*TASK REQUIREMENTS*: Every entry here needs to be repeated exactly.

*EXERCISE INPUTS*:
☆ ☆ ☆ ☆

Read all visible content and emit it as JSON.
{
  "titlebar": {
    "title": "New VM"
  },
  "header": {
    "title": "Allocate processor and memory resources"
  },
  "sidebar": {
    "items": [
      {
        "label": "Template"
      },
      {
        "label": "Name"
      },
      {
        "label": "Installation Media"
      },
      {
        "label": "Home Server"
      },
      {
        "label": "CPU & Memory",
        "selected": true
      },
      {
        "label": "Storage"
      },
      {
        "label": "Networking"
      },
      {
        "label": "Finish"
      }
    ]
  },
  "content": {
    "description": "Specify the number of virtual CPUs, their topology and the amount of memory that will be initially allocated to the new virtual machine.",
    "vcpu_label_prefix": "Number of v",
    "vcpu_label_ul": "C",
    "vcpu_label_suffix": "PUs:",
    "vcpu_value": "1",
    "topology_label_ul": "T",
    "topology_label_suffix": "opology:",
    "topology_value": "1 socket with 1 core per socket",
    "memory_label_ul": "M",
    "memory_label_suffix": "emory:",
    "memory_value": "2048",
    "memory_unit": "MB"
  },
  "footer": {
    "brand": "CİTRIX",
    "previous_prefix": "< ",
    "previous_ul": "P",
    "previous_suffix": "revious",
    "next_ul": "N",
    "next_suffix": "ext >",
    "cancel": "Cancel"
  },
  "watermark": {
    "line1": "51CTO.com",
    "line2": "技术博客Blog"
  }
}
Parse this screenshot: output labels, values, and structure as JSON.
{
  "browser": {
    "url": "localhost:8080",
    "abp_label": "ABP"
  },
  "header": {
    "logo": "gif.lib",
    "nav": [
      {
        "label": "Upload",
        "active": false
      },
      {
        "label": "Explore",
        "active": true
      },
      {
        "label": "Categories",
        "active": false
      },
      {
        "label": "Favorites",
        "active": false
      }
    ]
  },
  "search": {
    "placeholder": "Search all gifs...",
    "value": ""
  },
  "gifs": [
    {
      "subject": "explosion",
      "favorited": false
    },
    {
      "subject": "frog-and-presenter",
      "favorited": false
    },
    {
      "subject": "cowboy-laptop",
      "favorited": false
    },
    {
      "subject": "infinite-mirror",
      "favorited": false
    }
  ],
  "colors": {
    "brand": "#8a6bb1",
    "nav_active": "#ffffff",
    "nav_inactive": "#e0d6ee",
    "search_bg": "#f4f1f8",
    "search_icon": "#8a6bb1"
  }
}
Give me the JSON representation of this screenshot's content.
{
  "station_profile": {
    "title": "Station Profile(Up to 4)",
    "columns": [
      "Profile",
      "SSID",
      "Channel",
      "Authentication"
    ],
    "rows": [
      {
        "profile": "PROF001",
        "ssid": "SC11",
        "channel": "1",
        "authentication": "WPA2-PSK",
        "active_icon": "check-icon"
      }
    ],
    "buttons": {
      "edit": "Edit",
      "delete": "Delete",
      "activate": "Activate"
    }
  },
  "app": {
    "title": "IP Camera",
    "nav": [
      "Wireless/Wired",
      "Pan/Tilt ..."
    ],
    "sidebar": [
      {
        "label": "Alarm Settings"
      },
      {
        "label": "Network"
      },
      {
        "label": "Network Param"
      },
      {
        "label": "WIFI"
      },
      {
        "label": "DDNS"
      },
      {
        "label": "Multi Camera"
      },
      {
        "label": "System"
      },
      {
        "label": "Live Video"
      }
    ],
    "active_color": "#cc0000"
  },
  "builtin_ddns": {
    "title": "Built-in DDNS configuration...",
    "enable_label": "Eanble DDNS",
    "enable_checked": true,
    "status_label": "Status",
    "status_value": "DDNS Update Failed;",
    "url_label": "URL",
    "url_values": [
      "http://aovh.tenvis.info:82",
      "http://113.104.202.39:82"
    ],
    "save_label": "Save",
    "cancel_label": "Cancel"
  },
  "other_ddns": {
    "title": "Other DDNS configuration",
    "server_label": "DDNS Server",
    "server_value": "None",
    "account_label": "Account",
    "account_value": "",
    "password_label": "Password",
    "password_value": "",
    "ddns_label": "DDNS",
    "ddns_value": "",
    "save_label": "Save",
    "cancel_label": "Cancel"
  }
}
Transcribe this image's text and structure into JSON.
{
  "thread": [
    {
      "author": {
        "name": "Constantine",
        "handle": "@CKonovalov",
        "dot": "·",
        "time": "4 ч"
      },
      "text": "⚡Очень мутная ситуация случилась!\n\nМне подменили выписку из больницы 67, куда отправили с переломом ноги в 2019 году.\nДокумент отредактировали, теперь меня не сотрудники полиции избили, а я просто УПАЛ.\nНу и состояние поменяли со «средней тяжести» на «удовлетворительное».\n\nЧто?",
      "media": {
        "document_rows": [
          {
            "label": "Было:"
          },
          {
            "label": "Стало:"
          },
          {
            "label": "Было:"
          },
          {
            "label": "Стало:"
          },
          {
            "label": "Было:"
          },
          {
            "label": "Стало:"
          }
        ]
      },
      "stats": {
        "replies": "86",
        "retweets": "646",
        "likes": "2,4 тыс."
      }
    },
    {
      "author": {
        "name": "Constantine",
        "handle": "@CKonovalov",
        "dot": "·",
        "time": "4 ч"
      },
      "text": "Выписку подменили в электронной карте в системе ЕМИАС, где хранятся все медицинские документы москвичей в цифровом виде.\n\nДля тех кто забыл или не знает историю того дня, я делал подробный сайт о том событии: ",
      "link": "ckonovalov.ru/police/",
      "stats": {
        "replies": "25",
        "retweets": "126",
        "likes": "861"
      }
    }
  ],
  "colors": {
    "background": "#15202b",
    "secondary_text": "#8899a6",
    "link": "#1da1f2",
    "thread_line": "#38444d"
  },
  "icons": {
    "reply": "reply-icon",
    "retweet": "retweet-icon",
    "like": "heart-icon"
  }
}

☆ ☆ ☆ ☆

*CORRECT OUTPUT*:
Read all visible content and emit it as JSON.
{
  "titlebar": {
    "title": "New VM"
  },
  "header": {
    "title": "Allocate processor and memory resources"
  },
  "sidebar": {
    "items": [
      {
        "label": "Template"
      },
      {
        "label": "Name"
      },
      {
        "label": "Installation Media"
      },
      {
        "label": "Home Server"
      },
      {
        "label": "CPU & Memory",
        "selected": true
      },
      {
        "label": "Storage"
      },
      {
        "label": "Networking"
      },
      {
        "label": "Finish"
      }
    ]
  },
  "content": {
    "description": "Specify the number of virtual CPUs, their topology and the amount of memory that will be initially allocated to the new virtual machine.",
    "vcpu_label_prefix": "Number of v",
    "vcpu_label_ul": "C",
    "vcpu_label_suffix": "PUs:",
    "vcpu_value": "1",
    "topology_label_ul": "T",
    "topology_label_suffix": "opology:",
    "topology_value": "1 socket with 1 core per socket",
    "memory_label_ul": "M",
    "memory_label_suffix": "emory:",
    "memory_value": "2048",
    "memory_unit": "MB"
  },
  "footer": {
    "brand": "CİTRIX",
    "previous_prefix": "< ",
    "previous_ul": "P",
    "previous_suffix": "revious",
    "next_ul": "N",
    "next_suffix": "ext >",
    "cancel": "Cancel"
  },
  "watermark": {
    "line1": "51CTO.com",
    "line2": "技术博客Blog"
  }
}
Parse this screenshot: output labels, values, and structure as JSON.
{
  "browser": {
    "url": "localhost:8080",
    "abp_label": "ABP"
  },
  "header": {
    "logo": "gif.lib",
    "nav": [
      {
        "label": "Upload",
        "active": false
      },
      {
        "label": "Explore",
        "active": true
      },
      {
        "label": "Categories",
        "active": false
      },
      {
        "label": "Favorites",
        "active": false
      }
    ]
  },
  "search": {
    "placeholder": "Search all gifs...",
    "value": ""
  },
  "gifs": [
    {
      "subject": "explosion",
      "favorited": false
    },
    {
      "subject": "frog-and-presenter",
      "favorited": false
    },
    {
      "subject": "cowboy-laptop",
      "favorited": false
    },
    {
      "subject": "infinite-mirror",
      "favorited": false
    }
  ],
  "colors": {
    "brand": "#8a6bb1",
    "nav_active": "#ffffff",
    "nav_inactive": "#e0d6ee",
    "search_bg": "#f4f1f8",
    "search_icon": "#8a6bb1"
  }
}
Give me the JSON representation of this screenshot's content.
{
  "station_profile": {
    "title": "Station Profile(Up to 4)",
    "columns": [
      "Profile",
      "SSID",
      "Channel",
      "Authentication"
    ],
    "rows": [
      {
        "profile": "PROF001",
        "ssid": "SC11",
        "channel": "1",
        "authentication": "WPA2-PSK",
        "active_icon": "check-icon"
      }
    ],
    "buttons": {
      "edit": "Edit",
      "delete": "Delete",
      "activate": "Activate"
    }
  },
  "app": {
    "title": "IP Camera",
    "nav": [
      "Wireless/Wired",
      "Pan/Tilt ..."
    ],
    "sidebar": [
      {
        "label": "Alarm Settings"
      },
      {
        "label": "Network"
      },
      {
        "label": "Network Param"
      },
      {
        "label": "WIFI"
      },
      {
        "label": "DDNS"
      },
      {
        "label": "Multi Camera"
      },
      {
        "label": "System"
      },
      {
        "label": "Live Video"
      }
    ],
    "active_color": "#cc0000"
  },
  "builtin_ddns": {
    "title": "Built-in DDNS configuration...",
    "enable_label": "Eanble DDNS",
    "enable_checked": true,
    "status_label": "Status",
    "status_value": "DDNS Update Failed;",
    "url_label": "URL",
    "url_values": [
      "http://aovh.tenvis.info:82",
      "http://113.104.202.39:82"
    ],
    "save_label": "Save",
    "cancel_label": "Cancel"
  },
  "other_ddns": {
    "title": "Other DDNS configuration",
    "server_label": "DDNS Server",
    "server_value": "None",
    "account_label": "Account",
    "account_value": "",
    "password_label": "Password",
    "password_value": "",
    "ddns_label": "DDNS",
    "ddns_value": "",
    "save_label": "Save",
    "cancel_label": "Cancel"
  }
}
Transcribe this image's text and structure into JSON.
{
  "thread": [
    {
      "author": {
        "name": "Constantine",
        "handle": "@CKonovalov",
        "dot": "·",
        "time": "4 ч"
      },
      "text": "⚡Очень мутная ситуация случилась!\n\nМне подменили выписку из больницы 67, куда отправили с переломом ноги в 2019 году.\nДокумент отредактировали, теперь меня не сотрудники полиции избили, а я просто УПАЛ.\nНу и состояние поменяли со «средней тяжести» на «удовлетворительное».\n\nЧто?",
      "media": {
        "document_rows": [
          {
            "label": "Было:"
          },
          {
            "label": "Стало:"
          },
          {
            "label": "Было:"
          },
          {
            "label": "Стало:"
          },
          {
            "label": "Было:"
          },
          {
            "label": "Стало:"
          }
        ]
      },
      "stats": {
        "replies": "86",
        "retweets": "646",
        "likes": "2,4 тыс."
      }
    },
    {
      "author": {
        "name": "Constantine",
        "handle": "@CKonovalov",
        "dot": "·",
        "time": "4 ч"
      },
      "text": "Выписку подменили в электронной карте в системе ЕМИАС, где хранятся все медицинские документы москвичей в цифровом виде.\n\nДля тех кто забыл или не знает историю того дня, я делал подробный сайт о том событии: ",
      "link": "ckonovalov.ru/police/",
      "stats": {
        "replies": "25",
        "retweets": "126",
        "likes": "861"
      }
    }
  ],
  "colors": {
    "background": "#15202b",
    "secondary_text": "#8899a6",
    "link": "#1da1f2",
    "thread_line": "#38444d"
  },
  "icons": {
    "reply": "reply-icon",
    "retweet": "retweet-icon",
    "like": "heart-icon"
  }
}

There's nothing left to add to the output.